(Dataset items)
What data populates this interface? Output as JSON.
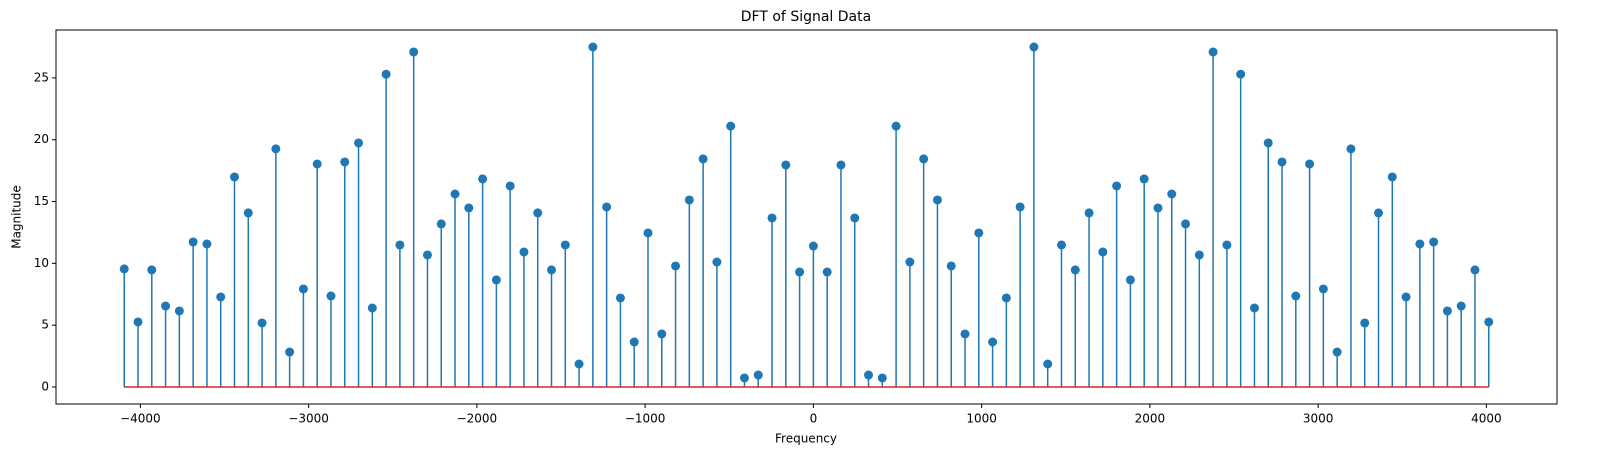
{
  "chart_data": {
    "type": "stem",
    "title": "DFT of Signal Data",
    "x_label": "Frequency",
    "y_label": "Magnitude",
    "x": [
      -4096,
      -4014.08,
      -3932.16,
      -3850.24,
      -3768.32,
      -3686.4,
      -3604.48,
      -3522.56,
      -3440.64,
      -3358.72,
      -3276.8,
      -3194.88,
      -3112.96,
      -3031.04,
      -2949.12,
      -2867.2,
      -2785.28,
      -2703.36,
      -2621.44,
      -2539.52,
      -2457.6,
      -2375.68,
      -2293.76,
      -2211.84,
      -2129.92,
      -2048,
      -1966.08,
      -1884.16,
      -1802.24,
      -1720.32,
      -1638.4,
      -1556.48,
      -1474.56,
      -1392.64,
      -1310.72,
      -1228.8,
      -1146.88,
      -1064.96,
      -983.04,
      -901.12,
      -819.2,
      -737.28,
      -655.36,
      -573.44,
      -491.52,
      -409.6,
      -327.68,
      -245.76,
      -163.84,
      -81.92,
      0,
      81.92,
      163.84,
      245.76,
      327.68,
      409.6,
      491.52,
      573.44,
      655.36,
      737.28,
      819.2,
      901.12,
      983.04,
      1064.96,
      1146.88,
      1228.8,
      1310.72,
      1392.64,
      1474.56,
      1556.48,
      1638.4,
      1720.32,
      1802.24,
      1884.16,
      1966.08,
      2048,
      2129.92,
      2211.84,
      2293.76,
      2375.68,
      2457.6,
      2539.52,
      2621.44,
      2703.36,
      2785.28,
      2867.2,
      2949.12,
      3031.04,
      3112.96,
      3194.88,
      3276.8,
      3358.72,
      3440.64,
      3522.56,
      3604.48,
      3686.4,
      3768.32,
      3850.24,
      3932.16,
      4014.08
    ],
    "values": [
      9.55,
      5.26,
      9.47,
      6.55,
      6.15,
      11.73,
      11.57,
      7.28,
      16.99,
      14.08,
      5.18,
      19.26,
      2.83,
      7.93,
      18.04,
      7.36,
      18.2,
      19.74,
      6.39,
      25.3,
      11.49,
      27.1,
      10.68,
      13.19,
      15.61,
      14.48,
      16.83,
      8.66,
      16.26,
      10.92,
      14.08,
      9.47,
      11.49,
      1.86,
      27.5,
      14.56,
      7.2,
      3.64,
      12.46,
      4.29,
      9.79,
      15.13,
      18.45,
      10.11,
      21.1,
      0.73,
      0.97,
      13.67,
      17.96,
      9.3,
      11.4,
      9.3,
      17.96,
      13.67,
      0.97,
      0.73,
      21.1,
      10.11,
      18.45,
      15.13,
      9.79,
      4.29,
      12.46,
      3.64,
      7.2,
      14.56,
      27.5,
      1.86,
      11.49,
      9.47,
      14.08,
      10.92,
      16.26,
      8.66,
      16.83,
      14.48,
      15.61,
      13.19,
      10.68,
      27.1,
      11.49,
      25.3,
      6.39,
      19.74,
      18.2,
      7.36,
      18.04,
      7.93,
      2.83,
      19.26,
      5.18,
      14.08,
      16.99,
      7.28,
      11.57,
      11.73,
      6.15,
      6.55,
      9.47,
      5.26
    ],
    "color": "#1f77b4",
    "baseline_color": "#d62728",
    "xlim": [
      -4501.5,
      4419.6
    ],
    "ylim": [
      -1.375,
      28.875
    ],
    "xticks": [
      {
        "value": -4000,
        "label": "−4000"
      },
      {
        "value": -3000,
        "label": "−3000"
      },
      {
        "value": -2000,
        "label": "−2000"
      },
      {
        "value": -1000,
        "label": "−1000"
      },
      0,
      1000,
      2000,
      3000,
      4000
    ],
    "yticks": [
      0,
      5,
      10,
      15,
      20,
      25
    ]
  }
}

• [PROBLEM TO WORK ON]: Your task is to repeat the material above exactly, without its pictures.

• [FINAL RESULT]:
What data populates this interface? Output as JSON.
{
  "chart_data": {
    "type": "stem",
    "title": "DFT of Signal Data",
    "x_label": "Frequency",
    "y_label": "Magnitude",
    "x": [
      -4096,
      -4014.08,
      -3932.16,
      -3850.24,
      -3768.32,
      -3686.4,
      -3604.48,
      -3522.56,
      -3440.64,
      -3358.72,
      -3276.8,
      -3194.88,
      -3112.96,
      -3031.04,
      -2949.12,
      -2867.2,
      -2785.28,
      -2703.36,
      -2621.44,
      -2539.52,
      -2457.6,
      -2375.68,
      -2293.76,
      -2211.84,
      -2129.92,
      -2048,
      -1966.08,
      -1884.16,
      -1802.24,
      -1720.32,
      -1638.4,
      -1556.48,
      -1474.56,
      -1392.64,
      -1310.72,
      -1228.8,
      -1146.88,
      -1064.96,
      -983.04,
      -901.12,
      -819.2,
      -737.28,
      -655.36,
      -573.44,
      -491.52,
      -409.6,
      -327.68,
      -245.76,
      -163.84,
      -81.92,
      0,
      81.92,
      163.84,
      245.76,
      327.68,
      409.6,
      491.52,
      573.44,
      655.36,
      737.28,
      819.2,
      901.12,
      983.04,
      1064.96,
      1146.88,
      1228.8,
      1310.72,
      1392.64,
      1474.56,
      1556.48,
      1638.4,
      1720.32,
      1802.24,
      1884.16,
      1966.08,
      2048,
      2129.92,
      2211.84,
      2293.76,
      2375.68,
      2457.6,
      2539.52,
      2621.44,
      2703.36,
      2785.28,
      2867.2,
      2949.12,
      3031.04,
      3112.96,
      3194.88,
      3276.8,
      3358.72,
      3440.64,
      3522.56,
      3604.48,
      3686.4,
      3768.32,
      3850.24,
      3932.16,
      4014.08
    ],
    "values": [
      9.55,
      5.26,
      9.47,
      6.55,
      6.15,
      11.73,
      11.57,
      7.28,
      16.99,
      14.08,
      5.18,
      19.26,
      2.83,
      7.93,
      18.04,
      7.36,
      18.2,
      19.74,
      6.39,
      25.3,
      11.49,
      27.1,
      10.68,
      13.19,
      15.61,
      14.48,
      16.83,
      8.66,
      16.26,
      10.92,
      14.08,
      9.47,
      11.49,
      1.86,
      27.5,
      14.56,
      7.2,
      3.64,
      12.46,
      4.29,
      9.79,
      15.13,
      18.45,
      10.11,
      21.1,
      0.73,
      0.97,
      13.67,
      17.96,
      9.3,
      11.4,
      9.3,
      17.96,
      13.67,
      0.97,
      0.73,
      21.1,
      10.11,
      18.45,
      15.13,
      9.79,
      4.29,
      12.46,
      3.64,
      7.2,
      14.56,
      27.5,
      1.86,
      11.49,
      9.47,
      14.08,
      10.92,
      16.26,
      8.66,
      16.83,
      14.48,
      15.61,
      13.19,
      10.68,
      27.1,
      11.49,
      25.3,
      6.39,
      19.74,
      18.2,
      7.36,
      18.04,
      7.93,
      2.83,
      19.26,
      5.18,
      14.08,
      16.99,
      7.28,
      11.57,
      11.73,
      6.15,
      6.55,
      9.47,
      5.26
    ],
    "color": "#1f77b4",
    "baseline_color": "#d62728",
    "xlim": [
      -4501.5,
      4419.6
    ],
    "ylim": [
      -1.375,
      28.875
    ],
    "xticks": [
      {
        "value": -4000,
        "label": "−4000"
      },
      {
        "value": -3000,
        "label": "−3000"
      },
      {
        "value": -2000,
        "label": "−2000"
      },
      {
        "value": -1000,
        "label": "−1000"
      },
      0,
      1000,
      2000,
      3000,
      4000
    ],
    "yticks": [
      0,
      5,
      10,
      15,
      20,
      25
    ]
  }
}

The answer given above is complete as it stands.